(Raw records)
[Begin]

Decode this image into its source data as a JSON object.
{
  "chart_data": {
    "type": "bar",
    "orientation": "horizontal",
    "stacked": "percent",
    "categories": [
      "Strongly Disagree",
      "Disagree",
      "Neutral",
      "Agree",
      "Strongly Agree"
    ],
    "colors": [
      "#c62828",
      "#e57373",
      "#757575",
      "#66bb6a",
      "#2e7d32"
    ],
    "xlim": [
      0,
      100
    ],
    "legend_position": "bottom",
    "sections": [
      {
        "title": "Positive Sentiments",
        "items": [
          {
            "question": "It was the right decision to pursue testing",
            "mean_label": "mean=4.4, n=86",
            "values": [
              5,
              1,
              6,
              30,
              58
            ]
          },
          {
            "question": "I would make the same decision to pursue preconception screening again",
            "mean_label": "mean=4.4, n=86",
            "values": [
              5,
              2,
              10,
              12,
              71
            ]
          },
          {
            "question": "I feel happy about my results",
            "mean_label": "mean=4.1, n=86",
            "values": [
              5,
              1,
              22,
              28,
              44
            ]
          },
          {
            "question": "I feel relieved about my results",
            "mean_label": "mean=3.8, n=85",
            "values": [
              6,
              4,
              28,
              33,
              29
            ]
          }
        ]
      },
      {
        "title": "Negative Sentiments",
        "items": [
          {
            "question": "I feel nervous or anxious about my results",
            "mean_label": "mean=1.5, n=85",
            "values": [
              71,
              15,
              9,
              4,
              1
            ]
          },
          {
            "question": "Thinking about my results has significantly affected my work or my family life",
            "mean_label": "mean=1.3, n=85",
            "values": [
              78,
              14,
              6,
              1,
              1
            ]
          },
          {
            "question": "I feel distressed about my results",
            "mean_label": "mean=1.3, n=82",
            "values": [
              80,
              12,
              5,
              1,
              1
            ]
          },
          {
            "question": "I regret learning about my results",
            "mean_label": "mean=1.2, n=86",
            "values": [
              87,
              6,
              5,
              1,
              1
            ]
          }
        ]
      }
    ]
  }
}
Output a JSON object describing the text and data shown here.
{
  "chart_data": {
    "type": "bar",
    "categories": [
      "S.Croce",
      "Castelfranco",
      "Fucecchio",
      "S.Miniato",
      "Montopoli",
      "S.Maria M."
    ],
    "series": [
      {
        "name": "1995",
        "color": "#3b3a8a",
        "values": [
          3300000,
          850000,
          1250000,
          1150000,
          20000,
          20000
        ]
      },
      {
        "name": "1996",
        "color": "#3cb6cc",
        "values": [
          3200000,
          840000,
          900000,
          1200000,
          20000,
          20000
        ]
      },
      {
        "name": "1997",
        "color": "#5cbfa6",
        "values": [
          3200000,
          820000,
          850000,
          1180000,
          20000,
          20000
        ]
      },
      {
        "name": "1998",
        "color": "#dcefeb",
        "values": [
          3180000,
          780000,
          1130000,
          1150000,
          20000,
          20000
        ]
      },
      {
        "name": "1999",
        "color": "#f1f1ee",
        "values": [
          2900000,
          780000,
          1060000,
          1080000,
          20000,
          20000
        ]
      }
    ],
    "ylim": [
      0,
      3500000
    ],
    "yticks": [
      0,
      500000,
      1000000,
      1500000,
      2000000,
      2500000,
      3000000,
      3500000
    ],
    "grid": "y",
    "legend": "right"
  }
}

[End]

Do this
Look through the material above. Copy each line where the word "title" appears.

Full output
        "title": "Positive Sentiments",
        "title": "Negative Sentiments",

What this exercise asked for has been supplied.